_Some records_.
_ _ _
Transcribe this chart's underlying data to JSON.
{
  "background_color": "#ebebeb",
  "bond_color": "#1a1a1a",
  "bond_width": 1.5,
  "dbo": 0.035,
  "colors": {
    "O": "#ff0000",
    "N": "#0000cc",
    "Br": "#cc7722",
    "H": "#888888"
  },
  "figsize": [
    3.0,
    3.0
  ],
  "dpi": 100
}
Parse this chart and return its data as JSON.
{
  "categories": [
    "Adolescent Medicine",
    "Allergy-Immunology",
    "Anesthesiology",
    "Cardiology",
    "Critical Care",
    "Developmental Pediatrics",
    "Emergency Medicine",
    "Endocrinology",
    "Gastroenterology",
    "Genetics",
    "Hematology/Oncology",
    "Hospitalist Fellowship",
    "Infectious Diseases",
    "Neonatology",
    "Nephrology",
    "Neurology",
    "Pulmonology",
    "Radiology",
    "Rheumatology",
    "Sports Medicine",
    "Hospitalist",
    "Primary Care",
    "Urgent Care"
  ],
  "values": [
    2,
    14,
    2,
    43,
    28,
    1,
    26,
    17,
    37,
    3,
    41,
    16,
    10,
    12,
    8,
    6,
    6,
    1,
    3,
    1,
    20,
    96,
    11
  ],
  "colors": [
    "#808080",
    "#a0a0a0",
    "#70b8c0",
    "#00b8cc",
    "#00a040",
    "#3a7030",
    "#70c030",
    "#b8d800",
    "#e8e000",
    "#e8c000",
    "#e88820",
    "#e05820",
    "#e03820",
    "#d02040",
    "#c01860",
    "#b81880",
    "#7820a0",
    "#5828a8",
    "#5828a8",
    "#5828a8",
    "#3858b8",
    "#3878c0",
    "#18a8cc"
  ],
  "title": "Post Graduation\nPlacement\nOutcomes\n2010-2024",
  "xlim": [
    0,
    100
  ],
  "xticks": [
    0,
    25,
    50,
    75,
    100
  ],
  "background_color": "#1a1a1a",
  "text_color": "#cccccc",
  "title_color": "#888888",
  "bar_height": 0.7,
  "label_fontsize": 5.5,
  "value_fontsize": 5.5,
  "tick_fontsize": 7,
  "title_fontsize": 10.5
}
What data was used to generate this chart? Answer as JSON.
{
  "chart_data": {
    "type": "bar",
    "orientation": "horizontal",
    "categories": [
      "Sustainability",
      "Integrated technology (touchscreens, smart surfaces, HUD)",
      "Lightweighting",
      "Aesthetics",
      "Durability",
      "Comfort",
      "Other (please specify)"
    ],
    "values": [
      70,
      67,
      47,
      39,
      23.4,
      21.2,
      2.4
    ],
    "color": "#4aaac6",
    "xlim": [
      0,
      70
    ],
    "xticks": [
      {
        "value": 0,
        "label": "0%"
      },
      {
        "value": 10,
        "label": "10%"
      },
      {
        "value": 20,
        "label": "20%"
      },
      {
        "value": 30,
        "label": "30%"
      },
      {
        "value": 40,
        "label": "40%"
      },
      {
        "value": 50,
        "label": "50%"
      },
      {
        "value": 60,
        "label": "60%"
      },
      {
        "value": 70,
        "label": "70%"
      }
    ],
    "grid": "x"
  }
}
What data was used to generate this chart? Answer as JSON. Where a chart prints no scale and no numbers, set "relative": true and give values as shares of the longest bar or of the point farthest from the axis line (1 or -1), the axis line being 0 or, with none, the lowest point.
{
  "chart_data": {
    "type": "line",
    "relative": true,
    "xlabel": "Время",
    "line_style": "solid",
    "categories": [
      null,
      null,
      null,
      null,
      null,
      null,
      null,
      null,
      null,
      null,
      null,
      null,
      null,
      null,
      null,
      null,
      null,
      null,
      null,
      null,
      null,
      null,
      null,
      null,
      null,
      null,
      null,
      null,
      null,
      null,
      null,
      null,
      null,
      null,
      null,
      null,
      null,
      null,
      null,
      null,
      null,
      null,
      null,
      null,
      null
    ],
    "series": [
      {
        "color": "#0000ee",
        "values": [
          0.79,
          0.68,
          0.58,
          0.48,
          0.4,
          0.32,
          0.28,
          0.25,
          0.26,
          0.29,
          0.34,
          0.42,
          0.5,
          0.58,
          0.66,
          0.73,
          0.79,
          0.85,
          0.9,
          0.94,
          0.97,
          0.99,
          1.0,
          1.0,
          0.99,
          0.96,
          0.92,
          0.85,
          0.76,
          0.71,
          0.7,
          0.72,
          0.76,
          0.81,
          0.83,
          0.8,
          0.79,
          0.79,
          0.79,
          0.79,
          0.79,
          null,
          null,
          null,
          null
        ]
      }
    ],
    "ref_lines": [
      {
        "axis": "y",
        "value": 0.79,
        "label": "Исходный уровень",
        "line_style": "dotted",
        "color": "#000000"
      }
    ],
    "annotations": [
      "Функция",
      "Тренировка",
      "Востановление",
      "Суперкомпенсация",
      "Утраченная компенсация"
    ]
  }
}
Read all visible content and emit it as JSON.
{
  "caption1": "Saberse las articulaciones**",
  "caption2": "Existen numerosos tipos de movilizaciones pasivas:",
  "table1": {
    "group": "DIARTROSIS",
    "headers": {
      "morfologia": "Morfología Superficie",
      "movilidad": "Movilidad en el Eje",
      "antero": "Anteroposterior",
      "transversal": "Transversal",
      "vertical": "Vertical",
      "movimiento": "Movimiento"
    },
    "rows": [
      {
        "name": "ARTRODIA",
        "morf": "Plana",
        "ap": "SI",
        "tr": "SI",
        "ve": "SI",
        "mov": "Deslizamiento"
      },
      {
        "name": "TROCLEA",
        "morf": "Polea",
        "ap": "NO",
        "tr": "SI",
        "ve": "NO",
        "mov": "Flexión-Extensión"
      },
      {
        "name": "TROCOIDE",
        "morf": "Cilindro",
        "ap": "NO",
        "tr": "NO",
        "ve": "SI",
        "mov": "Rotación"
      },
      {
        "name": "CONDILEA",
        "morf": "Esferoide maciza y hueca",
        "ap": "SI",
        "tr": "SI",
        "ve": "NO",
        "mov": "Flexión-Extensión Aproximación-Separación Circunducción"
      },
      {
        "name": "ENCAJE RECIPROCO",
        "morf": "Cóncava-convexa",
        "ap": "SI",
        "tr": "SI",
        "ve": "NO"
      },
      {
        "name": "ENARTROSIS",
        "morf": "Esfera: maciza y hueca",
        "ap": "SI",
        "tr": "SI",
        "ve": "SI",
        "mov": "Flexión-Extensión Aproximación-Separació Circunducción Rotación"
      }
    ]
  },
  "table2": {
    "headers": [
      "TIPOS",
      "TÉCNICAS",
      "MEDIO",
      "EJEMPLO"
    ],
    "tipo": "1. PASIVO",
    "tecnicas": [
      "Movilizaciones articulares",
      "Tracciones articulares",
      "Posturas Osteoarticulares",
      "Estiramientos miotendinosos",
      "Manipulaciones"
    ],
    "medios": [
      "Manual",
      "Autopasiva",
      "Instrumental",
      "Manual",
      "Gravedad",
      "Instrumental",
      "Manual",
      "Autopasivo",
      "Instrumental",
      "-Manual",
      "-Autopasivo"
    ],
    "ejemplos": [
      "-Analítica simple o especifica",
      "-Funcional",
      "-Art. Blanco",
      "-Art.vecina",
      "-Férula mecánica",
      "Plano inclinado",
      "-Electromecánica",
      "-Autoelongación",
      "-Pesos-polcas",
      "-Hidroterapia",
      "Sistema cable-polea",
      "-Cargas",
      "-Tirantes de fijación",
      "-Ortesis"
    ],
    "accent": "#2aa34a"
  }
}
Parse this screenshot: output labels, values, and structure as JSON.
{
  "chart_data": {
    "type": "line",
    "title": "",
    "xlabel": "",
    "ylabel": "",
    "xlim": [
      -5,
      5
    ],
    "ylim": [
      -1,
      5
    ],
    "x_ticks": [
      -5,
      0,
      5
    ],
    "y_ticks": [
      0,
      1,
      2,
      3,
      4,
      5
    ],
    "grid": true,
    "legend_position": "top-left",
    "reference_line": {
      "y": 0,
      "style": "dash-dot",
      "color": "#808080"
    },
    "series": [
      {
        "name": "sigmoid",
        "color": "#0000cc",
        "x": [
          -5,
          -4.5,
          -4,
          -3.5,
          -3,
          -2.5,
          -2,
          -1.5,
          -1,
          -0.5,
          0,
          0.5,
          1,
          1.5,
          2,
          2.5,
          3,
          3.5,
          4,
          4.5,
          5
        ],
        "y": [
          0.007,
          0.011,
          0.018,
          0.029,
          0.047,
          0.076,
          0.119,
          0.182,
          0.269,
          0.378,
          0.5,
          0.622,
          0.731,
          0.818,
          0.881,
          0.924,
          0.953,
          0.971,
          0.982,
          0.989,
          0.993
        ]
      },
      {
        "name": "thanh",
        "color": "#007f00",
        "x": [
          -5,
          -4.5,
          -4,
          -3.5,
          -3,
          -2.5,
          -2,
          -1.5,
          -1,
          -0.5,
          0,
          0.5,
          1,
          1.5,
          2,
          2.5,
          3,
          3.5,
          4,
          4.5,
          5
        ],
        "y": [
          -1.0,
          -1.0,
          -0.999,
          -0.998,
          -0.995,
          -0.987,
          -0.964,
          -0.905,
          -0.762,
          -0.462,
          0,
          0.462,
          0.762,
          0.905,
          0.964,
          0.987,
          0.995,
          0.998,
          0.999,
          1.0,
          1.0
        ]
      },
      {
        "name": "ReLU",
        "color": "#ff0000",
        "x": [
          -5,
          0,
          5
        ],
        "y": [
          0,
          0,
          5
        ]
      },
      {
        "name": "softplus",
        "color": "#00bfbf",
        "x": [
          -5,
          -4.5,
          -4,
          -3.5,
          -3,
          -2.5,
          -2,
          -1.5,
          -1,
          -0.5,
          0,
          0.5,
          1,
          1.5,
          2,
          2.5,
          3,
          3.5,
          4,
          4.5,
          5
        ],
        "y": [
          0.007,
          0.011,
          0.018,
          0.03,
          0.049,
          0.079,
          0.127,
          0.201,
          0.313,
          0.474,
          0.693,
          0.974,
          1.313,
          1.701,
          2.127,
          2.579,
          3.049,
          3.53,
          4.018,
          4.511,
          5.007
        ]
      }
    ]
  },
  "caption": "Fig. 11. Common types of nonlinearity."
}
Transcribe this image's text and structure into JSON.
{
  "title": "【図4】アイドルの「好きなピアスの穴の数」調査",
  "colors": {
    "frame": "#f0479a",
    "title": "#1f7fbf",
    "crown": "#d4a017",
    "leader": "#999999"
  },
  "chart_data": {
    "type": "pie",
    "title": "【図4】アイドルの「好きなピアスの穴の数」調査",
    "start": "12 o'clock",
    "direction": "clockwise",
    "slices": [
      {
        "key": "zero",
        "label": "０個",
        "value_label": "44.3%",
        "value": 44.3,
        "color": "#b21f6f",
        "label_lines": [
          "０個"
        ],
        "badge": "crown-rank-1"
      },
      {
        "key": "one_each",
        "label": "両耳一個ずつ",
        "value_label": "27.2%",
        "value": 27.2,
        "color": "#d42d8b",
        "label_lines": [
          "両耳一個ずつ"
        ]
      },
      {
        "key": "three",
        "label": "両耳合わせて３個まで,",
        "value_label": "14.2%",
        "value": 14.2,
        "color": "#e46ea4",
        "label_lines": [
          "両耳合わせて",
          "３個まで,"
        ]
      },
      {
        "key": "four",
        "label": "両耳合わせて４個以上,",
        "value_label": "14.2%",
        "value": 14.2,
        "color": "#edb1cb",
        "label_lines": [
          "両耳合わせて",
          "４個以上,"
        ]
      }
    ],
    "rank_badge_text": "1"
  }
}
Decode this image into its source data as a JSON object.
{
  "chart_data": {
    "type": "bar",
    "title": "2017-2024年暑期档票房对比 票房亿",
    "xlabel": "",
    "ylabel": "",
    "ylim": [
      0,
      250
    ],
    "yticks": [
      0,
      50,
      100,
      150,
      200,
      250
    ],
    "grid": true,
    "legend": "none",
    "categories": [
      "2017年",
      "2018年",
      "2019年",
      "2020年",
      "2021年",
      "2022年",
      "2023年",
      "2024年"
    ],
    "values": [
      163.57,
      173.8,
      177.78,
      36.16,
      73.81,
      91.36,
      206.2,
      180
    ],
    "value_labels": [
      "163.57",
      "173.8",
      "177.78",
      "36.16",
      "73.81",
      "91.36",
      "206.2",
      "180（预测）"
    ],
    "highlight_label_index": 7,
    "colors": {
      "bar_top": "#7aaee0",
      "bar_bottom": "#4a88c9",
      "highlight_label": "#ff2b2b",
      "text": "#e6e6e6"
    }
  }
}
_ _ _
Give back only a number, the number of lines where the string "Aproximación" occurs.

_SOLUTION_. 2